◆ **Exercise input**:

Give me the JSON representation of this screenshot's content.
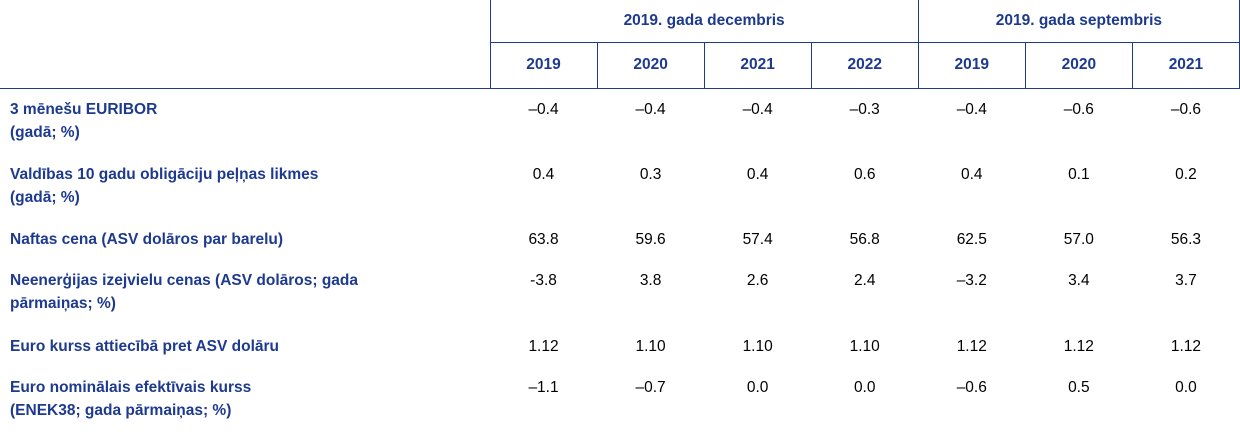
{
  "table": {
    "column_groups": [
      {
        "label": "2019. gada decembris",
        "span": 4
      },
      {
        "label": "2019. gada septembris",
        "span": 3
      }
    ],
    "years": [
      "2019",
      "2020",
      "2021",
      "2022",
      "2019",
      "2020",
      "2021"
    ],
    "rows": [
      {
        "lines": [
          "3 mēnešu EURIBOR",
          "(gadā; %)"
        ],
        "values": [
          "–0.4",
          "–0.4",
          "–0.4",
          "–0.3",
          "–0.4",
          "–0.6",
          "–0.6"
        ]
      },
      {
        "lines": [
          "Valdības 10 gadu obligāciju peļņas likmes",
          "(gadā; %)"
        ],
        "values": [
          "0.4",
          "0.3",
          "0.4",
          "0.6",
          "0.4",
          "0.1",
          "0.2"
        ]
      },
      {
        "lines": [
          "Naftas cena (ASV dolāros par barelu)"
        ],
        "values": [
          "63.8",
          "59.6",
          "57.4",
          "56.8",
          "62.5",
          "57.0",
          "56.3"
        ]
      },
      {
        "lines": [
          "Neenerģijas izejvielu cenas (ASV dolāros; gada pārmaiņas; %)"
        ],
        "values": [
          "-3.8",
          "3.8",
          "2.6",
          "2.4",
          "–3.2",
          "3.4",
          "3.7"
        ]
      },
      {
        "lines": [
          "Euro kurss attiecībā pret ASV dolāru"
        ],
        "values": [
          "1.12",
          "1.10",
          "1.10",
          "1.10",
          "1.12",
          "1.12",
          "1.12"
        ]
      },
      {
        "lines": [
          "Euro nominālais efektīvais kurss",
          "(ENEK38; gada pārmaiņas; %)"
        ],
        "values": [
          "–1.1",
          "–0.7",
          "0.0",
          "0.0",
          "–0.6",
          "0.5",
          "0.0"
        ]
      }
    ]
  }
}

* * *

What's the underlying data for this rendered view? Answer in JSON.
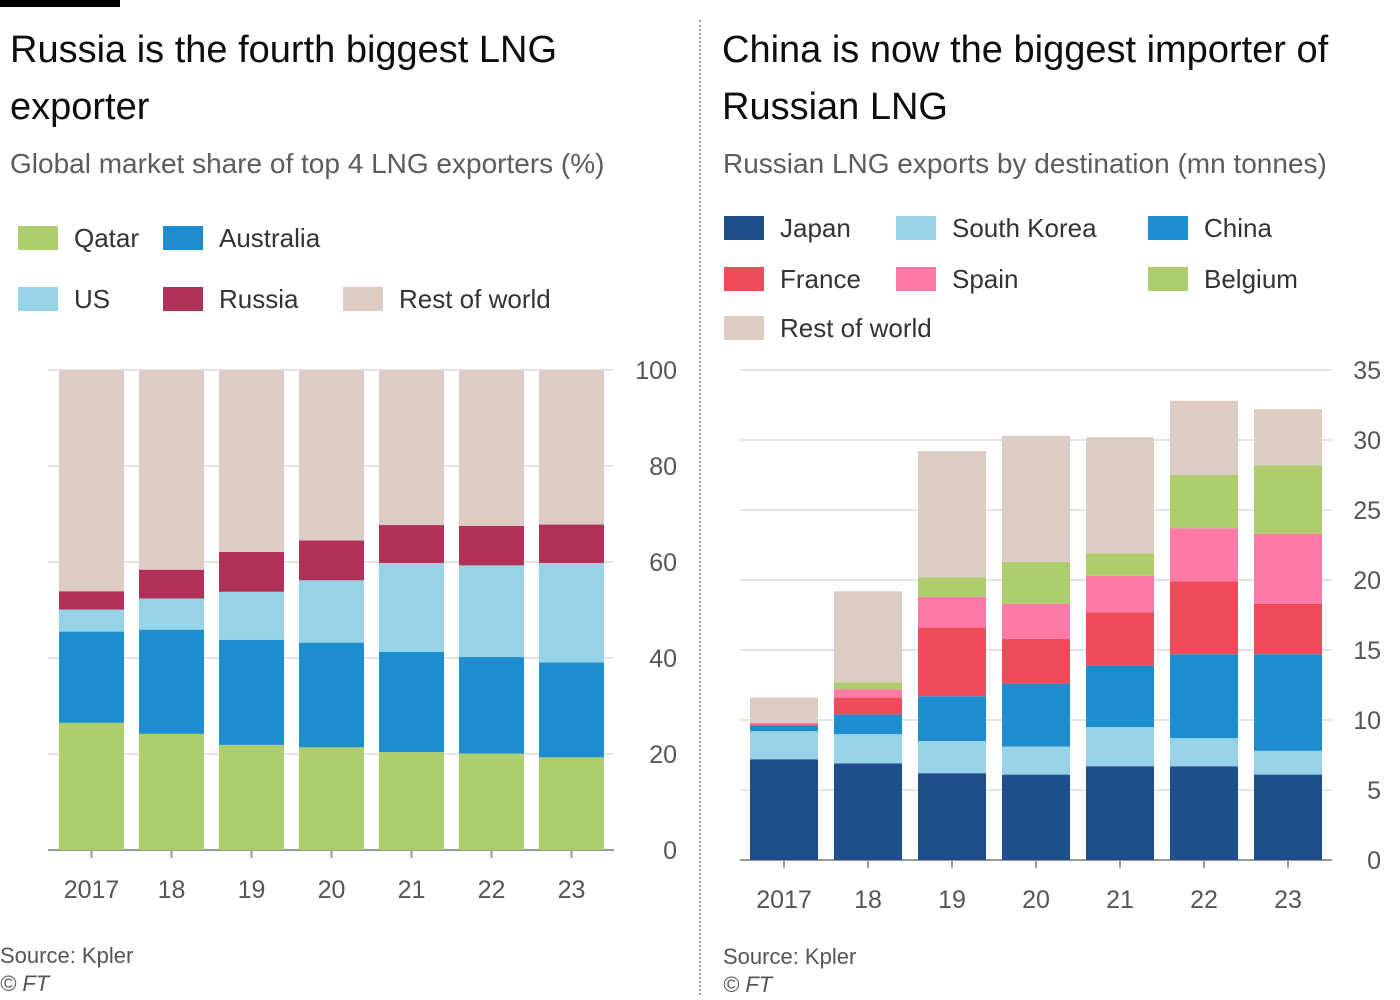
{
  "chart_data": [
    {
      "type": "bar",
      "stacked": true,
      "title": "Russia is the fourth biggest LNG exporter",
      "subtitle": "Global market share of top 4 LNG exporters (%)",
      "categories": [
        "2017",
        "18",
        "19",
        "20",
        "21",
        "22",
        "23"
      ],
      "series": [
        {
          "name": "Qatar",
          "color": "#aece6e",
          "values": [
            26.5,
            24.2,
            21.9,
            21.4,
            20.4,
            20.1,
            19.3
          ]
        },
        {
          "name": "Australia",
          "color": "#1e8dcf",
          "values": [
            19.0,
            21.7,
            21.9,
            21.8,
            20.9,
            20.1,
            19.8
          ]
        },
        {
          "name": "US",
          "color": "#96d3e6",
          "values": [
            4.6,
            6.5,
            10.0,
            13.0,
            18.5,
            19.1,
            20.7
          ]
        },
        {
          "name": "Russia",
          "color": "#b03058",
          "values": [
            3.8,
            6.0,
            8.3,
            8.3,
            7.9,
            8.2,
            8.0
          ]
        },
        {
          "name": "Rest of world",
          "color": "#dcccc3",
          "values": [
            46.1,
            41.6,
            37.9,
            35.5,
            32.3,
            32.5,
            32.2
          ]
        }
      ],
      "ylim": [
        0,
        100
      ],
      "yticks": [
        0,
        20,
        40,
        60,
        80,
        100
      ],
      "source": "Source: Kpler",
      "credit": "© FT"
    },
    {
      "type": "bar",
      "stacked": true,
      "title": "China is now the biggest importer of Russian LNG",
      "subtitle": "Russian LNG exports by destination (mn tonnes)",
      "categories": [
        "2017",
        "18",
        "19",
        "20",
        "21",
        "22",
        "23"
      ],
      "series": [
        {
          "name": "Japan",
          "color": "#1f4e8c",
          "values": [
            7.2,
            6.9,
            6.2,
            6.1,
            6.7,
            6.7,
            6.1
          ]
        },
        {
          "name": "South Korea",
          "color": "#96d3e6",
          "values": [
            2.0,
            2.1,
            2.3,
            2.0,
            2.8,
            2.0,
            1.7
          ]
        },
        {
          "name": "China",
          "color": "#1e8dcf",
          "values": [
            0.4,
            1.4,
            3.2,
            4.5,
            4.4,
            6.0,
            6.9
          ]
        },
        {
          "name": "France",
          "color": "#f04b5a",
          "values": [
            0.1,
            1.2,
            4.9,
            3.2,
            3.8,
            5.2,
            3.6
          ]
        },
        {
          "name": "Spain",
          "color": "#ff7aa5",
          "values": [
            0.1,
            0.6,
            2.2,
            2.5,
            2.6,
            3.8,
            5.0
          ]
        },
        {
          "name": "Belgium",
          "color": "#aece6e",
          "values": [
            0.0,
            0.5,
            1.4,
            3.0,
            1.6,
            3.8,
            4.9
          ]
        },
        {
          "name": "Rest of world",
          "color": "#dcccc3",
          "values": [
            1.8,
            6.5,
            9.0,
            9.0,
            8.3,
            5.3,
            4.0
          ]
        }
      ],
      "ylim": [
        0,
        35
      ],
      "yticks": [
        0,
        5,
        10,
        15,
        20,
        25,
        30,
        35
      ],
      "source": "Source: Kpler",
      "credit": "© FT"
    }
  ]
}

◆ **What is required**:
Using the listing above, pull out all lines that hold the word "dolāros".

◆ **Solution below**:
          "Naftas cena (ASV dolāros par barelu)"
          "Neenerģijas izejvielu cenas (ASV dolāros; gada pārmaiņas; %)"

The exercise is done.